-- start Data provided --

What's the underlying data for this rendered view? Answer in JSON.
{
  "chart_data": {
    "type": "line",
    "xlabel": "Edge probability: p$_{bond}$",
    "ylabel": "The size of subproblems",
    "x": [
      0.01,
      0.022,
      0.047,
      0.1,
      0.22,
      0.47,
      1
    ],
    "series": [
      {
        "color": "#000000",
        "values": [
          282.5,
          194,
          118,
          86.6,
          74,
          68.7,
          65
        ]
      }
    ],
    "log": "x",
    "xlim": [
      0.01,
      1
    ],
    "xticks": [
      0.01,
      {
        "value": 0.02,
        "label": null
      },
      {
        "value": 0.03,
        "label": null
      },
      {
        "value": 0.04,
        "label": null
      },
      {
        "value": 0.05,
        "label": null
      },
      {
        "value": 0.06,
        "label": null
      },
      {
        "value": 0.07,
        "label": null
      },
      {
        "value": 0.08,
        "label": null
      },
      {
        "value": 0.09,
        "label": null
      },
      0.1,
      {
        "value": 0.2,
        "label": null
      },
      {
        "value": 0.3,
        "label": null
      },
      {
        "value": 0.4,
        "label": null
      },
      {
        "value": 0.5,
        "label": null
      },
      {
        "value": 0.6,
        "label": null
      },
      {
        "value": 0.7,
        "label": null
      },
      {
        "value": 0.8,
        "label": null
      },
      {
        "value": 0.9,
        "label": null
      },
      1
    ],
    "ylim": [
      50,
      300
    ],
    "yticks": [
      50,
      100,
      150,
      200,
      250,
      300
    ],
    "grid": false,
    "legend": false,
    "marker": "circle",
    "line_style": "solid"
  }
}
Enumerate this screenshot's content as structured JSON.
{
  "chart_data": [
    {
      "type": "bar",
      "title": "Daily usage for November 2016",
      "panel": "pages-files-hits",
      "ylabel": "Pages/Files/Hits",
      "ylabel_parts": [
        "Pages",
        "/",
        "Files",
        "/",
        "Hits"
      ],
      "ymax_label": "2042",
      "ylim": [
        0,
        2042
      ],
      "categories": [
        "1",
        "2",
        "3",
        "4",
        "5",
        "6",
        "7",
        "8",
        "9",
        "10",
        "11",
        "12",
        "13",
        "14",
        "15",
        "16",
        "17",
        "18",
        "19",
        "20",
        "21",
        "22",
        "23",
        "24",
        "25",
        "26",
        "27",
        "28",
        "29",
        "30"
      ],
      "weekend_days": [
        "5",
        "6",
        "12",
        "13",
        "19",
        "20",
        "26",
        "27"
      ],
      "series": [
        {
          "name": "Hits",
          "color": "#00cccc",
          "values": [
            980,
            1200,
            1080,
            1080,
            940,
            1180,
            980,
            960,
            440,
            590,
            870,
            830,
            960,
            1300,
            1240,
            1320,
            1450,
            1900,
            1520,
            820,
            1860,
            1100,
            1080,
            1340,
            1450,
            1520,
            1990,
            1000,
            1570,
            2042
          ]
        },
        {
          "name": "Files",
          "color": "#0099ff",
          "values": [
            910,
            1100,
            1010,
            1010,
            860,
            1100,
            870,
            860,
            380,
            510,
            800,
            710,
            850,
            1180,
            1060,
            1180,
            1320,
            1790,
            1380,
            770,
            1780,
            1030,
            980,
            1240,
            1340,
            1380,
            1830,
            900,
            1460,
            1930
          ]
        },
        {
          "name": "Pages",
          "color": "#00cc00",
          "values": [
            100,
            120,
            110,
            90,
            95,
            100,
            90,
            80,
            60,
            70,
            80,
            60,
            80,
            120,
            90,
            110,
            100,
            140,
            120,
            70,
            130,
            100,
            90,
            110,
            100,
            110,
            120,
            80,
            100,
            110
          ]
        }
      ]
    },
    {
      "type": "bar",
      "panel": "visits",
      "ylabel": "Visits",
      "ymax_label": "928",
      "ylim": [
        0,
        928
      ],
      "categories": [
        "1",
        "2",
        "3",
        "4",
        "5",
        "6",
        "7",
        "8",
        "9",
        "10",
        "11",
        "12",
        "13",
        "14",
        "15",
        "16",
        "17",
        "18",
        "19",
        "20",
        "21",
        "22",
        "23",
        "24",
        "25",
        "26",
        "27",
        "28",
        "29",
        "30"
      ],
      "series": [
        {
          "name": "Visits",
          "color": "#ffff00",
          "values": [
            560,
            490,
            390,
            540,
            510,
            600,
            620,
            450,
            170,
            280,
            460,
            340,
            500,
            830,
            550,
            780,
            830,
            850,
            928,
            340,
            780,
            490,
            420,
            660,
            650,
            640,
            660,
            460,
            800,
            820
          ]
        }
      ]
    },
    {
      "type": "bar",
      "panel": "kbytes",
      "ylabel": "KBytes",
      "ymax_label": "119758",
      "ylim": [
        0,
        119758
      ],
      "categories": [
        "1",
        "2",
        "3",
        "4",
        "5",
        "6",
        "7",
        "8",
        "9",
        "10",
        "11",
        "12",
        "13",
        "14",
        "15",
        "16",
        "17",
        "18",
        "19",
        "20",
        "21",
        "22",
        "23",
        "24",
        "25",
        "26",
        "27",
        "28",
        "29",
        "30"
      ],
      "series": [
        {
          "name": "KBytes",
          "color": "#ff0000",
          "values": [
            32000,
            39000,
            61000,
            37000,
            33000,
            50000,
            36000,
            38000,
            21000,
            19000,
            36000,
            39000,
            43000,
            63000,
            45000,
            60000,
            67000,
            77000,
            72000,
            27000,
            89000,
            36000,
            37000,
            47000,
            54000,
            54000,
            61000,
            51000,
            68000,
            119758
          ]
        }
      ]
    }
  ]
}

-- end Data provided --

▶ **Instructions for the task**
Output an exact copy of each record.

▶ **Answer below**
What's the underlying data for this rendered view? Answer in JSON.
{
  "chart_data": {
    "type": "line",
    "xlabel": "Edge probability: p$_{bond}$",
    "ylabel": "The size of subproblems",
    "x": [
      0.01,
      0.022,
      0.047,
      0.1,
      0.22,
      0.47,
      1
    ],
    "series": [
      {
        "color": "#000000",
        "values": [
          282.5,
          194,
          118,
          86.6,
          74,
          68.7,
          65
        ]
      }
    ],
    "log": "x",
    "xlim": [
      0.01,
      1
    ],
    "xticks": [
      0.01,
      {
        "value": 0.02,
        "label": null
      },
      {
        "value": 0.03,
        "label": null
      },
      {
        "value": 0.04,
        "label": null
      },
      {
        "value": 0.05,
        "label": null
      },
      {
        "value": 0.06,
        "label": null
      },
      {
        "value": 0.07,
        "label": null
      },
      {
        "value": 0.08,
        "label": null
      },
      {
        "value": 0.09,
        "label": null
      },
      0.1,
      {
        "value": 0.2,
        "label": null
      },
      {
        "value": 0.3,
        "label": null
      },
      {
        "value": 0.4,
        "label": null
      },
      {
        "value": 0.5,
        "label": null
      },
      {
        "value": 0.6,
        "label": null
      },
      {
        "value": 0.7,
        "label": null
      },
      {
        "value": 0.8,
        "label": null
      },
      {
        "value": 0.9,
        "label": null
      },
      1
    ],
    "ylim": [
      50,
      300
    ],
    "yticks": [
      50,
      100,
      150,
      200,
      250,
      300
    ],
    "grid": false,
    "legend": false,
    "marker": "circle",
    "line_style": "solid"
  }
}
Enumerate this screenshot's content as structured JSON.
{
  "chart_data": [
    {
      "type": "bar",
      "title": "Daily usage for November 2016",
      "panel": "pages-files-hits",
      "ylabel": "Pages/Files/Hits",
      "ylabel_parts": [
        "Pages",
        "/",
        "Files",
        "/",
        "Hits"
      ],
      "ymax_label": "2042",
      "ylim": [
        0,
        2042
      ],
      "categories": [
        "1",
        "2",
        "3",
        "4",
        "5",
        "6",
        "7",
        "8",
        "9",
        "10",
        "11",
        "12",
        "13",
        "14",
        "15",
        "16",
        "17",
        "18",
        "19",
        "20",
        "21",
        "22",
        "23",
        "24",
        "25",
        "26",
        "27",
        "28",
        "29",
        "30"
      ],
      "weekend_days": [
        "5",
        "6",
        "12",
        "13",
        "19",
        "20",
        "26",
        "27"
      ],
      "series": [
        {
          "name": "Hits",
          "color": "#00cccc",
          "values": [
            980,
            1200,
            1080,
            1080,
            940,
            1180,
            980,
            960,
            440,
            590,
            870,
            830,
            960,
            1300,
            1240,
            1320,
            1450,
            1900,
            1520,
            820,
            1860,
            1100,
            1080,
            1340,
            1450,
            1520,
            1990,
            1000,
            1570,
            2042
          ]
        },
        {
          "name": "Files",
          "color": "#0099ff",
          "values": [
            910,
            1100,
            1010,
            1010,
            860,
            1100,
            870,
            860,
            380,
            510,
            800,
            710,
            850,
            1180,
            1060,
            1180,
            1320,
            1790,
            1380,
            770,
            1780,
            1030,
            980,
            1240,
            1340,
            1380,
            1830,
            900,
            1460,
            1930
          ]
        },
        {
          "name": "Pages",
          "color": "#00cc00",
          "values": [
            100,
            120,
            110,
            90,
            95,
            100,
            90,
            80,
            60,
            70,
            80,
            60,
            80,
            120,
            90,
            110,
            100,
            140,
            120,
            70,
            130,
            100,
            90,
            110,
            100,
            110,
            120,
            80,
            100,
            110
          ]
        }
      ]
    },
    {
      "type": "bar",
      "panel": "visits",
      "ylabel": "Visits",
      "ymax_label": "928",
      "ylim": [
        0,
        928
      ],
      "categories": [
        "1",
        "2",
        "3",
        "4",
        "5",
        "6",
        "7",
        "8",
        "9",
        "10",
        "11",
        "12",
        "13",
        "14",
        "15",
        "16",
        "17",
        "18",
        "19",
        "20",
        "21",
        "22",
        "23",
        "24",
        "25",
        "26",
        "27",
        "28",
        "29",
        "30"
      ],
      "series": [
        {
          "name": "Visits",
          "color": "#ffff00",
          "values": [
            560,
            490,
            390,
            540,
            510,
            600,
            620,
            450,
            170,
            280,
            460,
            340,
            500,
            830,
            550,
            780,
            830,
            850,
            928,
            340,
            780,
            490,
            420,
            660,
            650,
            640,
            660,
            460,
            800,
            820
          ]
        }
      ]
    },
    {
      "type": "bar",
      "panel": "kbytes",
      "ylabel": "KBytes",
      "ymax_label": "119758",
      "ylim": [
        0,
        119758
      ],
      "categories": [
        "1",
        "2",
        "3",
        "4",
        "5",
        "6",
        "7",
        "8",
        "9",
        "10",
        "11",
        "12",
        "13",
        "14",
        "15",
        "16",
        "17",
        "18",
        "19",
        "20",
        "21",
        "22",
        "23",
        "24",
        "25",
        "26",
        "27",
        "28",
        "29",
        "30"
      ],
      "series": [
        {
          "name": "KBytes",
          "color": "#ff0000",
          "values": [
            32000,
            39000,
            61000,
            37000,
            33000,
            50000,
            36000,
            38000,
            21000,
            19000,
            36000,
            39000,
            43000,
            63000,
            45000,
            60000,
            67000,
            77000,
            72000,
            27000,
            89000,
            36000,
            37000,
            47000,
            54000,
            54000,
            61000,
            51000,
            68000,
            119758
          ]
        }
      ]
    }
  ]
}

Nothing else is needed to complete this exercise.